Extracted data:

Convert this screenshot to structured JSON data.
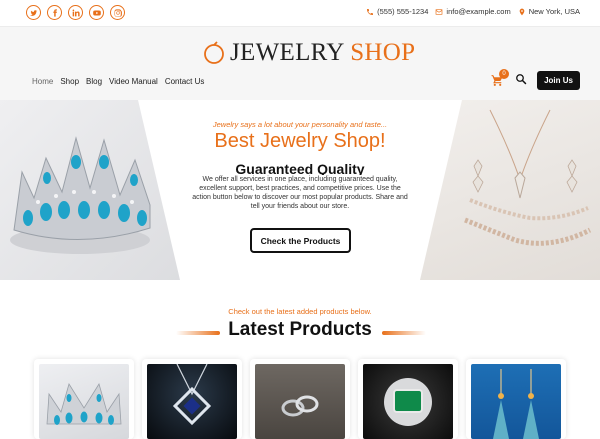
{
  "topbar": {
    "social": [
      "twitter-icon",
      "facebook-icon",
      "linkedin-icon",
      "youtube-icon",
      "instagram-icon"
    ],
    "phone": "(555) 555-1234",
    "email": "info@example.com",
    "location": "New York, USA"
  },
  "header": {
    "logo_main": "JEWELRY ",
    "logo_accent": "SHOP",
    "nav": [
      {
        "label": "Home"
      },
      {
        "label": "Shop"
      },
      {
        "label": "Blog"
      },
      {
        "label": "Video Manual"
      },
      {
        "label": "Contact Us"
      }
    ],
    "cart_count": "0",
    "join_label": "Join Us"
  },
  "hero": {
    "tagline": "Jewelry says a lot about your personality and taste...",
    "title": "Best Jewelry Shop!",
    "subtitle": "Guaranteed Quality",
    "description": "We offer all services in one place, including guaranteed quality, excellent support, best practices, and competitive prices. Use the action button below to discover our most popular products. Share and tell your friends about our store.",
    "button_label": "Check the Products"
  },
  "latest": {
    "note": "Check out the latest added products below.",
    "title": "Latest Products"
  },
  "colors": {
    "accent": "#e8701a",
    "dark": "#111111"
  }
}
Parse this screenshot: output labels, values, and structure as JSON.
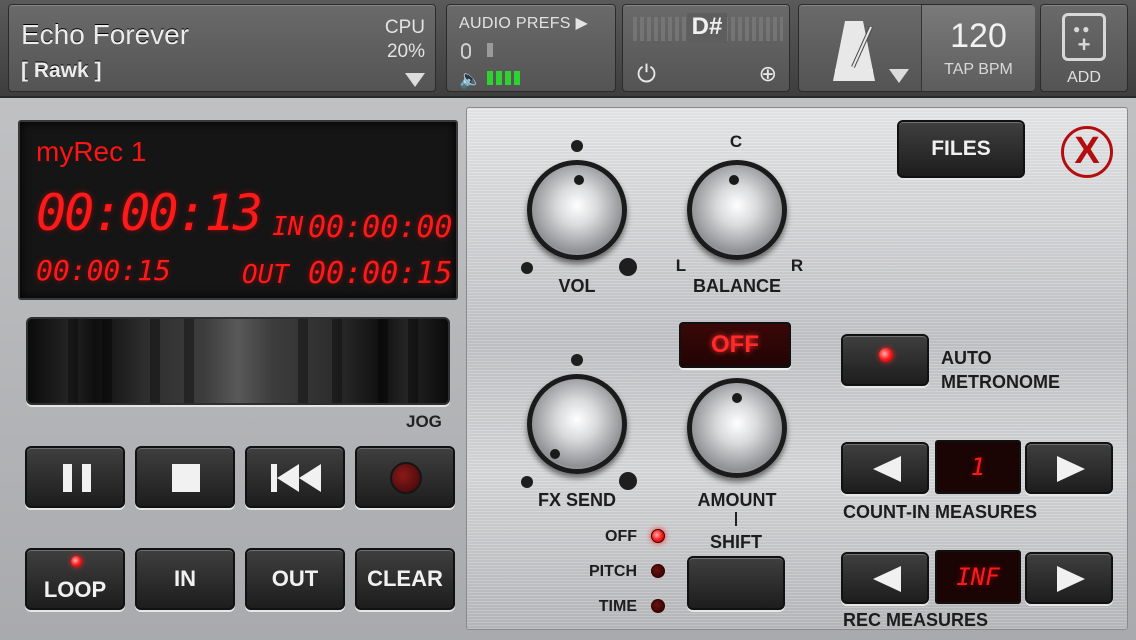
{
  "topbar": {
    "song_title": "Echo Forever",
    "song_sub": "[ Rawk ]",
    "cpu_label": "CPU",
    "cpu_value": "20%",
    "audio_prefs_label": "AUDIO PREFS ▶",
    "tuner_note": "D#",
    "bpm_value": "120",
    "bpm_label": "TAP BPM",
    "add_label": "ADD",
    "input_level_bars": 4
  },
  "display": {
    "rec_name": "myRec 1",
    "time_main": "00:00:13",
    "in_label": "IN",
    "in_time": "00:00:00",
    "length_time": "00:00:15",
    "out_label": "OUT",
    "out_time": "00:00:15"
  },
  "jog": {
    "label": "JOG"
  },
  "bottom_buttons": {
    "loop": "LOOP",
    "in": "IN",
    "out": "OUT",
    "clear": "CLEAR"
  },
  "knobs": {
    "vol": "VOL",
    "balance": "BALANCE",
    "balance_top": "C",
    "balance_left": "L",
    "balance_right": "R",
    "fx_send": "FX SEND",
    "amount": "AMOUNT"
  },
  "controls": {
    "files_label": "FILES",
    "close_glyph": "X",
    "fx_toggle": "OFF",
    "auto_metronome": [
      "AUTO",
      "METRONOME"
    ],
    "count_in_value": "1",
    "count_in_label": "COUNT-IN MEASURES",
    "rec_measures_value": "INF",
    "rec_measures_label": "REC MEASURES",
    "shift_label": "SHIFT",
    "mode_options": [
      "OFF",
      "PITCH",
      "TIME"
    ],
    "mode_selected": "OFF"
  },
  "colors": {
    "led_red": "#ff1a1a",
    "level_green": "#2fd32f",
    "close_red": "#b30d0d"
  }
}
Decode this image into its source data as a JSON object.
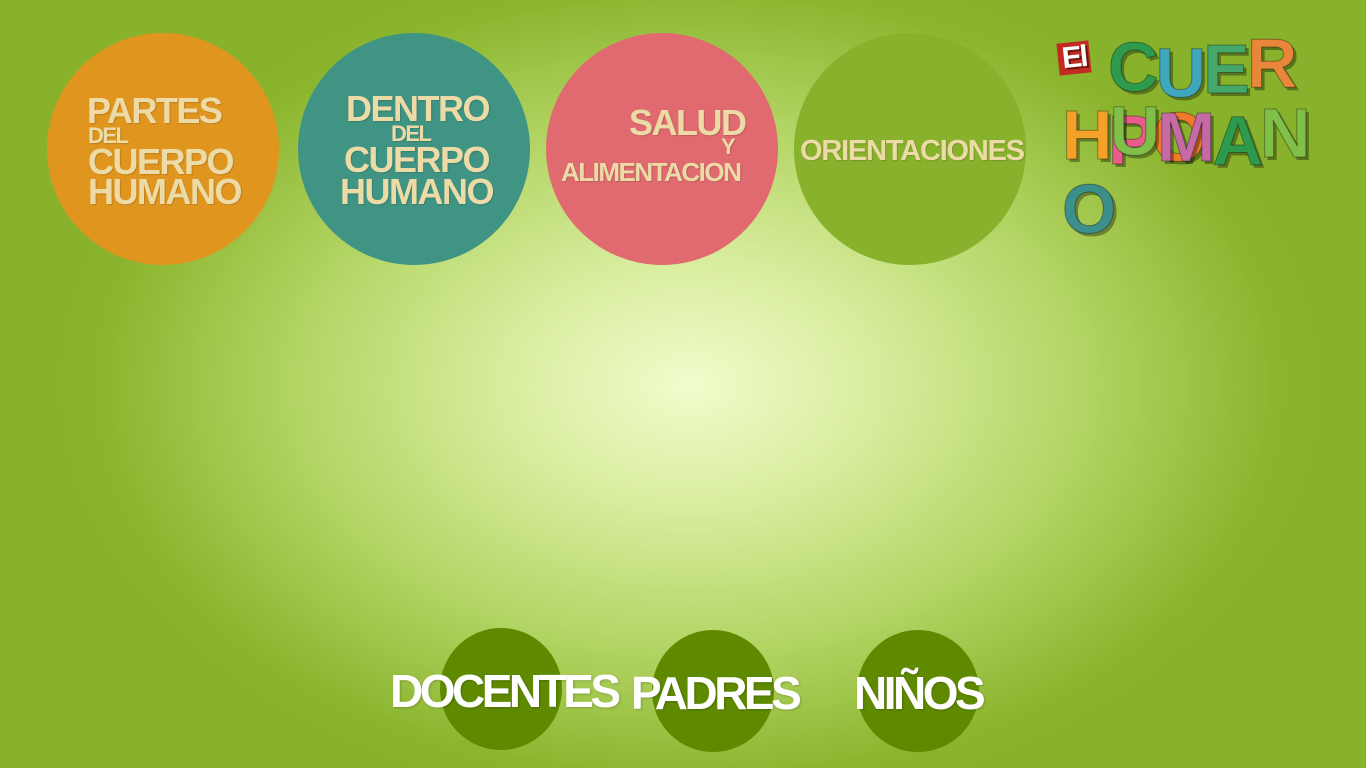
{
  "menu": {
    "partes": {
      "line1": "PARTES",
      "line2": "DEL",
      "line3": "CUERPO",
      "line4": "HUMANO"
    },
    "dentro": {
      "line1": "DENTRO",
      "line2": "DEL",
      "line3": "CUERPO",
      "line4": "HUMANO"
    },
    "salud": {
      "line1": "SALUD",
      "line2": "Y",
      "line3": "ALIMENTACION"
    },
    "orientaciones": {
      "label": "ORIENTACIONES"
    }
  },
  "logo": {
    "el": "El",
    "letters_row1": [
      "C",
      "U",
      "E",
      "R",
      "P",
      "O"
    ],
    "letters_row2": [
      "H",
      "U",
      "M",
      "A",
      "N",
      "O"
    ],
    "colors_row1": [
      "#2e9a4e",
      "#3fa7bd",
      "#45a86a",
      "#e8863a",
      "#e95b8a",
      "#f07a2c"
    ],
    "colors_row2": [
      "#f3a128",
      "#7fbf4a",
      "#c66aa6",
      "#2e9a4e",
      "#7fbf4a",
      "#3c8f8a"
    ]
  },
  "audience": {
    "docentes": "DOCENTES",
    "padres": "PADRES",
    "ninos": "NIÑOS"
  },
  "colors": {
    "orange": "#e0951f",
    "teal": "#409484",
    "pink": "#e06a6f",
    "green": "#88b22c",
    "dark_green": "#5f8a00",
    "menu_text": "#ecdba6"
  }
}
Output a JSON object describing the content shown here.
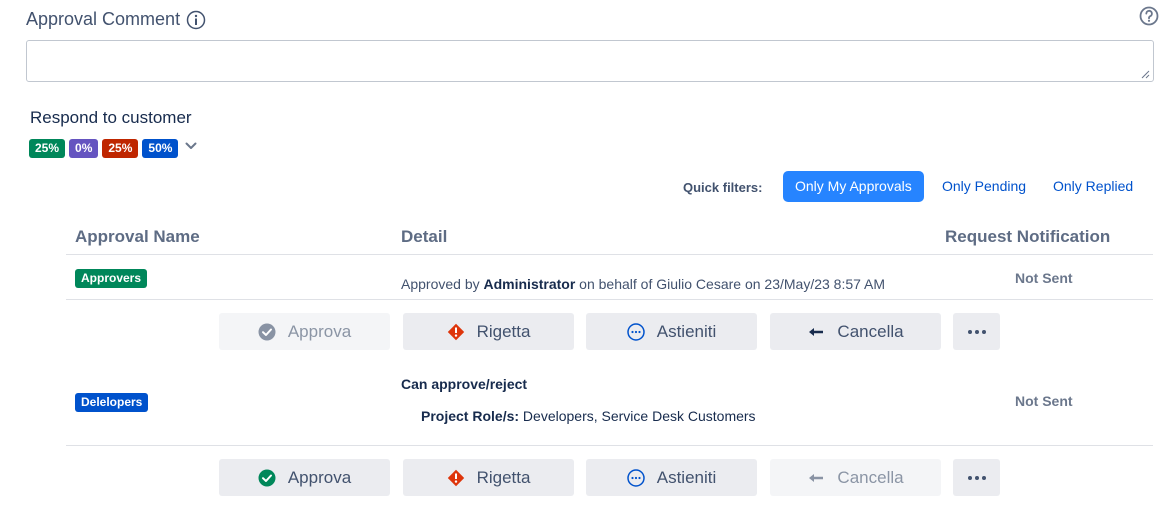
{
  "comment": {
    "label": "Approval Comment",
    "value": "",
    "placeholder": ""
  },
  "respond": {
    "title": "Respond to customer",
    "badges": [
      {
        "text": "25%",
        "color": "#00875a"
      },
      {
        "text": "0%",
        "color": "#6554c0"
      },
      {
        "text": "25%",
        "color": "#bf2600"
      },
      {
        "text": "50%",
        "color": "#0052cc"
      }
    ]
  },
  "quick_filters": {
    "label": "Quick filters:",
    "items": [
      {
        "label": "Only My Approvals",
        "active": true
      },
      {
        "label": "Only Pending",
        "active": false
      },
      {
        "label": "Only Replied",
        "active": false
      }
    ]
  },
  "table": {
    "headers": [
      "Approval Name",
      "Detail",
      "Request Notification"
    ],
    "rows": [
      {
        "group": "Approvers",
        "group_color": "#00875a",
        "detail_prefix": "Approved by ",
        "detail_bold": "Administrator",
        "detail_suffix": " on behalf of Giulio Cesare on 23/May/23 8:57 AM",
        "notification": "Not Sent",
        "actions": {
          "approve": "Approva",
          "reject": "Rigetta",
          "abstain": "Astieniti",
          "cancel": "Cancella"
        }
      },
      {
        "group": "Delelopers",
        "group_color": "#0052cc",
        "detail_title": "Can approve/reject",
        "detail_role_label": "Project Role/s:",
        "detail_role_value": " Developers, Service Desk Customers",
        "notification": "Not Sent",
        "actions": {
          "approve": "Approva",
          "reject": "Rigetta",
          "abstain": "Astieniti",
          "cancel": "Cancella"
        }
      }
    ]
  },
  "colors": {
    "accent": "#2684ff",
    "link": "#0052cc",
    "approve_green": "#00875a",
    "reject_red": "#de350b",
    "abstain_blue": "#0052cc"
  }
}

Task instructions:
Without the pictures, restate each entry exactly.

Final answer:
Convert this screenshot to structured JSON data.
{
  "topbar": {
    "social": [
      "twitter-icon",
      "facebook-icon",
      "linkedin-icon",
      "youtube-icon",
      "instagram-icon"
    ],
    "phone": "(555) 555-1234",
    "email": "info@example.com",
    "location": "New York, USA"
  },
  "header": {
    "logo_main": "JEWELRY ",
    "logo_accent": "SHOP",
    "nav": [
      {
        "label": "Home"
      },
      {
        "label": "Shop"
      },
      {
        "label": "Blog"
      },
      {
        "label": "Video Manual"
      },
      {
        "label": "Contact Us"
      }
    ],
    "cart_count": "0",
    "join_label": "Join Us"
  },
  "hero": {
    "tagline": "Jewelry says a lot about your personality and taste...",
    "title": "Best Jewelry Shop!",
    "subtitle": "Guaranteed Quality",
    "description": "We offer all services in one place, including guaranteed quality, excellent support, best practices, and competitive prices. Use the action button below to discover our most popular products. Share and tell your friends about our store.",
    "button_label": "Check the Products"
  },
  "latest": {
    "note": "Check out the latest added products below.",
    "title": "Latest Products"
  },
  "colors": {
    "accent": "#e8701a",
    "dark": "#111111"
  }
}
Parse this screenshot: output labels, values, and structure as JSON.
{
  "topbar": {
    "song_title": "Echo Forever",
    "song_sub": "[ Rawk ]",
    "cpu_label": "CPU",
    "cpu_value": "20%",
    "audio_prefs_label": "AUDIO PREFS ▶",
    "tuner_note": "D#",
    "bpm_value": "120",
    "bpm_label": "TAP BPM",
    "add_label": "ADD",
    "input_level_bars": 4
  },
  "display": {
    "rec_name": "myRec 1",
    "time_main": "00:00:13",
    "in_label": "IN",
    "in_time": "00:00:00",
    "length_time": "00:00:15",
    "out_label": "OUT",
    "out_time": "00:00:15"
  },
  "jog": {
    "label": "JOG"
  },
  "bottom_buttons": {
    "loop": "LOOP",
    "in": "IN",
    "out": "OUT",
    "clear": "CLEAR"
  },
  "knobs": {
    "vol": "VOL",
    "balance": "BALANCE",
    "balance_top": "C",
    "balance_left": "L",
    "balance_right": "R",
    "fx_send": "FX SEND",
    "amount": "AMOUNT"
  },
  "controls": {
    "files_label": "FILES",
    "close_glyph": "X",
    "fx_toggle": "OFF",
    "auto_metronome": [
      "AUTO",
      "METRONOME"
    ],
    "count_in_value": "1",
    "count_in_label": "COUNT-IN MEASURES",
    "rec_measures_value": "INF",
    "rec_measures_label": "REC MEASURES",
    "shift_label": "SHIFT",
    "mode_options": [
      "OFF",
      "PITCH",
      "TIME"
    ],
    "mode_selected": "OFF"
  },
  "colors": {
    "led_red": "#ff1a1a",
    "level_green": "#2fd32f",
    "close_red": "#b30d0d"
  }
}
Decode this image into its source data as a JSON object.
{
  "menu": {
    "partes": {
      "line1": "PARTES",
      "line2": "DEL",
      "line3": "CUERPO",
      "line4": "HUMANO"
    },
    "dentro": {
      "line1": "DENTRO",
      "line2": "DEL",
      "line3": "CUERPO",
      "line4": "HUMANO"
    },
    "salud": {
      "line1": "SALUD",
      "line2": "Y",
      "line3": "ALIMENTACION"
    },
    "orientaciones": {
      "label": "ORIENTACIONES"
    }
  },
  "logo": {
    "el": "El",
    "letters_row1": [
      "C",
      "U",
      "E",
      "R",
      "P",
      "O"
    ],
    "letters_row2": [
      "H",
      "U",
      "M",
      "A",
      "N",
      "O"
    ],
    "colors_row1": [
      "#2e9a4e",
      "#3fa7bd",
      "#45a86a",
      "#e8863a",
      "#e95b8a",
      "#f07a2c"
    ],
    "colors_row2": [
      "#f3a128",
      "#7fbf4a",
      "#c66aa6",
      "#2e9a4e",
      "#7fbf4a",
      "#3c8f8a"
    ]
  },
  "audience": {
    "docentes": "DOCENTES",
    "padres": "PADRES",
    "ninos": "NIÑOS"
  },
  "colors": {
    "orange": "#e0951f",
    "teal": "#409484",
    "pink": "#e06a6f",
    "green": "#88b22c",
    "dark_green": "#5f8a00",
    "menu_text": "#ecdba6"
  }
}
Output a JSON object describing the content shown here.
{
  "comment": {
    "label": "Approval Comment",
    "value": "",
    "placeholder": ""
  },
  "respond": {
    "title": "Respond to customer",
    "badges": [
      {
        "text": "25%",
        "color": "#00875a"
      },
      {
        "text": "0%",
        "color": "#6554c0"
      },
      {
        "text": "25%",
        "color": "#bf2600"
      },
      {
        "text": "50%",
        "color": "#0052cc"
      }
    ]
  },
  "quick_filters": {
    "label": "Quick filters:",
    "items": [
      {
        "label": "Only My Approvals",
        "active": true
      },
      {
        "label": "Only Pending",
        "active": false
      },
      {
        "label": "Only Replied",
        "active": false
      }
    ]
  },
  "table": {
    "headers": [
      "Approval Name",
      "Detail",
      "Request Notification"
    ],
    "rows": [
      {
        "group": "Approvers",
        "group_color": "#00875a",
        "detail_prefix": "Approved by ",
        "detail_bold": "Administrator",
        "detail_suffix": " on behalf of Giulio Cesare on 23/May/23 8:57 AM",
        "notification": "Not Sent",
        "actions": {
          "approve": "Approva",
          "reject": "Rigetta",
          "abstain": "Astieniti",
          "cancel": "Cancella"
        }
      },
      {
        "group": "Delelopers",
        "group_color": "#0052cc",
        "detail_title": "Can approve/reject",
        "detail_role_label": "Project Role/s:",
        "detail_role_value": " Developers, Service Desk Customers",
        "notification": "Not Sent",
        "actions": {
          "approve": "Approva",
          "reject": "Rigetta",
          "abstain": "Astieniti",
          "cancel": "Cancella"
        }
      }
    ]
  },
  "colors": {
    "accent": "#2684ff",
    "link": "#0052cc",
    "approve_green": "#00875a",
    "reject_red": "#de350b",
    "abstain_blue": "#0052cc"
  }
}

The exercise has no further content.